== Stated goal ==
Hunt for the word "spot" across the entries below, copying each line that holds it.

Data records
#####

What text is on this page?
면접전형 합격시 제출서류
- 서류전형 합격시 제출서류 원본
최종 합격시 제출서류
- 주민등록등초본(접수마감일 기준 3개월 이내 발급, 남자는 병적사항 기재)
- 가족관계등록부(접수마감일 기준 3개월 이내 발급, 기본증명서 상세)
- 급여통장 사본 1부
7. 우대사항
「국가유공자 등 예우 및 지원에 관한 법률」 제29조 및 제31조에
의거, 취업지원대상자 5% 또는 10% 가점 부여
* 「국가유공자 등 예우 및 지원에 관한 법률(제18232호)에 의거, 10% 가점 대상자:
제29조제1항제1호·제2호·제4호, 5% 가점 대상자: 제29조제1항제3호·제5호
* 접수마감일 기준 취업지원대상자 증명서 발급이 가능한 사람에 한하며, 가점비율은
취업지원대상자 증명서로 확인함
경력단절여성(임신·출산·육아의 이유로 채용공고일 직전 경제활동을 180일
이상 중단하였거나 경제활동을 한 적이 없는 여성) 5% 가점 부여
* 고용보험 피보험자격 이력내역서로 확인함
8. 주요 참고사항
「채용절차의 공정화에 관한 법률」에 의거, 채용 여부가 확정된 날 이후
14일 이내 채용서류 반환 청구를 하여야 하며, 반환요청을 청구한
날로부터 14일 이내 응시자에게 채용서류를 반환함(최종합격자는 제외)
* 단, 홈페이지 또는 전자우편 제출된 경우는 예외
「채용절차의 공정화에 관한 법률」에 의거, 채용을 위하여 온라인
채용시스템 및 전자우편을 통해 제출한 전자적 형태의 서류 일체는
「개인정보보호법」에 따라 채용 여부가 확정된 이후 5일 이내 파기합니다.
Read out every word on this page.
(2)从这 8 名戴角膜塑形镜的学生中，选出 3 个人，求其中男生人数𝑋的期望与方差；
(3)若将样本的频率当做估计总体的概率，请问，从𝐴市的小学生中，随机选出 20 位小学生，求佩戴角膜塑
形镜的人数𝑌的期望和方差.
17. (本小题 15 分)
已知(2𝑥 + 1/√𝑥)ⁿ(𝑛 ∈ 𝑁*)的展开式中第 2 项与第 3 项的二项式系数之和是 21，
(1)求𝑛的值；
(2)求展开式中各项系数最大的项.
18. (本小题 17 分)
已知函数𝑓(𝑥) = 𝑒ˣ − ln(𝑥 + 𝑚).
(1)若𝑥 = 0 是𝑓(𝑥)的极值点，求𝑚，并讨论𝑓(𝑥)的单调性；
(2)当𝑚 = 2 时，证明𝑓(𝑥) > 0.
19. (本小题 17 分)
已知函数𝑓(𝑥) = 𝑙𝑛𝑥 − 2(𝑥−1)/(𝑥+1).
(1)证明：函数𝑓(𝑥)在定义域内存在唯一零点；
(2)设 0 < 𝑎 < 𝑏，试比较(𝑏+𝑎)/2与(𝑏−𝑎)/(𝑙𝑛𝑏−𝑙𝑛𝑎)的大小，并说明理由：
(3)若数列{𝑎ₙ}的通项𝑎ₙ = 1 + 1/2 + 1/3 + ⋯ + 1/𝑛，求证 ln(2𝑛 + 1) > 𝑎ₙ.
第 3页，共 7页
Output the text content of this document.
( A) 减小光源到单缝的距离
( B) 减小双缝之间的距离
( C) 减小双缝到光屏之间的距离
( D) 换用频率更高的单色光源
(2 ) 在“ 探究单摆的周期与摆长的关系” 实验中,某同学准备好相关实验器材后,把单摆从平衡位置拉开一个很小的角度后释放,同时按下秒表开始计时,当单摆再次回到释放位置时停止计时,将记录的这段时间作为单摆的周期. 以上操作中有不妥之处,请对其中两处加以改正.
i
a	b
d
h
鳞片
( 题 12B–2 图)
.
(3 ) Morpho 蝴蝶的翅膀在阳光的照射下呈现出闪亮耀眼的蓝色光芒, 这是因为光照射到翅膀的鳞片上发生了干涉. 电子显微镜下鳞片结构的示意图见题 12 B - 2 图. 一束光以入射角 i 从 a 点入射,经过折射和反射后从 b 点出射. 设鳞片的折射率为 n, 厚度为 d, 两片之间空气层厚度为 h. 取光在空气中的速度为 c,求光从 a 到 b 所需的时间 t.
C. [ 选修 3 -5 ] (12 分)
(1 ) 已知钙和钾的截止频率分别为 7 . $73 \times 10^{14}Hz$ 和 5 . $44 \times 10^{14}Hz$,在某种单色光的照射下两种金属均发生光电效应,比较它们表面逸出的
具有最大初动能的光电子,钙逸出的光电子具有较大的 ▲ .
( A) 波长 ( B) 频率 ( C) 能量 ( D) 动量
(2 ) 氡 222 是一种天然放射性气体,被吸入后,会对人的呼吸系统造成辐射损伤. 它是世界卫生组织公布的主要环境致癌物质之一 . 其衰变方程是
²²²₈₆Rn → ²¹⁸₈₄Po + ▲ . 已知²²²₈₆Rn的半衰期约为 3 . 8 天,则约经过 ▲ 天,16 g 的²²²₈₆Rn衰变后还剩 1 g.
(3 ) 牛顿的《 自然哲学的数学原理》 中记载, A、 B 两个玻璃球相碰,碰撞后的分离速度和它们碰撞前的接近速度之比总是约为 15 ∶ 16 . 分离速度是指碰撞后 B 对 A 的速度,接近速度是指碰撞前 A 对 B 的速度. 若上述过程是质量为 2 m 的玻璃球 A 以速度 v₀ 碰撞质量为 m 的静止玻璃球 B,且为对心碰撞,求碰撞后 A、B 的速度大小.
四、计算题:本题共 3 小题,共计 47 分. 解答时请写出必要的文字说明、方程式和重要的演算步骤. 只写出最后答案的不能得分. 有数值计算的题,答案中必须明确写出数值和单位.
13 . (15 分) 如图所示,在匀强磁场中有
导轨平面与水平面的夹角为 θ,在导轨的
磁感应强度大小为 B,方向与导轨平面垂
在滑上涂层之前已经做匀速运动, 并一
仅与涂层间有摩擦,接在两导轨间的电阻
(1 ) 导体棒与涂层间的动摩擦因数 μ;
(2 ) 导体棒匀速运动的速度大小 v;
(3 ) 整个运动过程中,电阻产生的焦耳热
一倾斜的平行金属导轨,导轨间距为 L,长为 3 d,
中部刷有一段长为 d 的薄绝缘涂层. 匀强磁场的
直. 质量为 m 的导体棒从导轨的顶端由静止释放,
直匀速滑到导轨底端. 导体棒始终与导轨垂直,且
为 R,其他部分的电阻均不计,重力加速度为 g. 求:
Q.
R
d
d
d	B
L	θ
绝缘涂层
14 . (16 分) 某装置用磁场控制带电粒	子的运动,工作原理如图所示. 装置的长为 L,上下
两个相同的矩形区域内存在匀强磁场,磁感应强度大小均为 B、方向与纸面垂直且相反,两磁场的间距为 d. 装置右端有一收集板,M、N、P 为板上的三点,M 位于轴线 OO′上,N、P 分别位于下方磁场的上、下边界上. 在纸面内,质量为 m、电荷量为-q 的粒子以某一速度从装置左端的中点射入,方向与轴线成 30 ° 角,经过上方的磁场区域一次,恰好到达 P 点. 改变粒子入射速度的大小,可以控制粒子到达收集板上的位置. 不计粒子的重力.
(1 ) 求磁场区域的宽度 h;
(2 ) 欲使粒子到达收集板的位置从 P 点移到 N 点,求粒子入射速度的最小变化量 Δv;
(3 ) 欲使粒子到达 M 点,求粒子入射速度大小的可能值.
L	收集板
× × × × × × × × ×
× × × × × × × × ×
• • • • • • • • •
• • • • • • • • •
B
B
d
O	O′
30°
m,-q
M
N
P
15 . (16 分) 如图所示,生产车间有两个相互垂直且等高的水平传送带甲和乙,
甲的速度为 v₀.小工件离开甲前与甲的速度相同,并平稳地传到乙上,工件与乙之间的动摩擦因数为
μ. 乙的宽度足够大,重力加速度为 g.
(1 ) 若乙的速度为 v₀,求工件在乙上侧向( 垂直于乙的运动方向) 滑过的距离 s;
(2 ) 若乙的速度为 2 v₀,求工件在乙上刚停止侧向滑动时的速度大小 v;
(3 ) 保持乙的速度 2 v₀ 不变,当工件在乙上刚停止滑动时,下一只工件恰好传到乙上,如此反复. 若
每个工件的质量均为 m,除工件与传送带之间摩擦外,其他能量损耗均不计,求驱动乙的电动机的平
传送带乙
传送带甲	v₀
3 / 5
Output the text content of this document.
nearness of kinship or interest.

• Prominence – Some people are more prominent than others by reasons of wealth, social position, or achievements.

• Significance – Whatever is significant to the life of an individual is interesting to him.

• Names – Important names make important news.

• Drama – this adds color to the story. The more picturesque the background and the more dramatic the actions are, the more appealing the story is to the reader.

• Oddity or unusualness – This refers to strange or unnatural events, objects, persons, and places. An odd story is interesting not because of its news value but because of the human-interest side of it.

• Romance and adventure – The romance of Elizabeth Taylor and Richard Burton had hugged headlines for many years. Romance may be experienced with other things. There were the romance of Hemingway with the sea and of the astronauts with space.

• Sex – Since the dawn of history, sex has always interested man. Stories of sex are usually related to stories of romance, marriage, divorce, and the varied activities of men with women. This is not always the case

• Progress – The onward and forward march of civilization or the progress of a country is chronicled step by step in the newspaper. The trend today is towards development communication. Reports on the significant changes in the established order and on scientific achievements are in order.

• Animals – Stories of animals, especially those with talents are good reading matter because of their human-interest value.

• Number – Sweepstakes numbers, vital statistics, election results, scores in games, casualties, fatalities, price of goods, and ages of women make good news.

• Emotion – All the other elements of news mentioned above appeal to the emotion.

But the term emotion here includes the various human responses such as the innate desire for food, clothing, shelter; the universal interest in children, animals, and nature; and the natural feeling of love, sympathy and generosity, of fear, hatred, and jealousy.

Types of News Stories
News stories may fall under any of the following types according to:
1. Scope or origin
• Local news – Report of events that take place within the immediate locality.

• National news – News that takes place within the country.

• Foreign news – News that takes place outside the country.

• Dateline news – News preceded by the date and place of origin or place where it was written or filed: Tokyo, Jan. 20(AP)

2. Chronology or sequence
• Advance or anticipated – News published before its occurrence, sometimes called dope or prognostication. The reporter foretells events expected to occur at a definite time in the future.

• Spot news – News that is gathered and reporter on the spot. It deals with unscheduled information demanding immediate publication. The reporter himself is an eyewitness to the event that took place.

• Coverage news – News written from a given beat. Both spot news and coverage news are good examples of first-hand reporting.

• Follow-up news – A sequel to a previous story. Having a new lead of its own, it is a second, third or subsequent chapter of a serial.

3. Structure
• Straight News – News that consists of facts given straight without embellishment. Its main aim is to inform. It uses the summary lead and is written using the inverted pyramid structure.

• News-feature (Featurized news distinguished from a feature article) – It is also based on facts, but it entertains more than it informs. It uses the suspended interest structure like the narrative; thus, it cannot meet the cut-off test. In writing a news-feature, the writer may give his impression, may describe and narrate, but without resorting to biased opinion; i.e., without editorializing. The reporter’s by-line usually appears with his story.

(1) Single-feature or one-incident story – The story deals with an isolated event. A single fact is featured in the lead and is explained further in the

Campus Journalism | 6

#####

== Task response ==
• Spot news – News that is gathered and reporter on the spot. It deals with unscheduled information demanding immediate publication. The reporter himself is an eyewitness to the event that took place.
• Coverage news – News written from a given beat. Both spot news and coverage news are good examples of first-hand reporting.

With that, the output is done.